## [Exercise directions]
Report, as a bare number, how many lines contain the string "count".

## [Entries]

(begin)

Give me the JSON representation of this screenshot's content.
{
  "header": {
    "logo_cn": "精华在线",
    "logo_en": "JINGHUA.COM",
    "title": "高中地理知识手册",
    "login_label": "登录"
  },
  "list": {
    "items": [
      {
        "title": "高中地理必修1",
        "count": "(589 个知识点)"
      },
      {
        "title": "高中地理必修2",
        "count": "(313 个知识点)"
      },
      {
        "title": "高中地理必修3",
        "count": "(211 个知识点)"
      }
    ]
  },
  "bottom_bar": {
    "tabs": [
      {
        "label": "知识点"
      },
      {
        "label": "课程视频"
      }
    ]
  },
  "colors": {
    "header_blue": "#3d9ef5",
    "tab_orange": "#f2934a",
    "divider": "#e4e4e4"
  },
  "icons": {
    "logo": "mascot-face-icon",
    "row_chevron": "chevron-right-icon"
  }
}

(end)

## [Task response]
3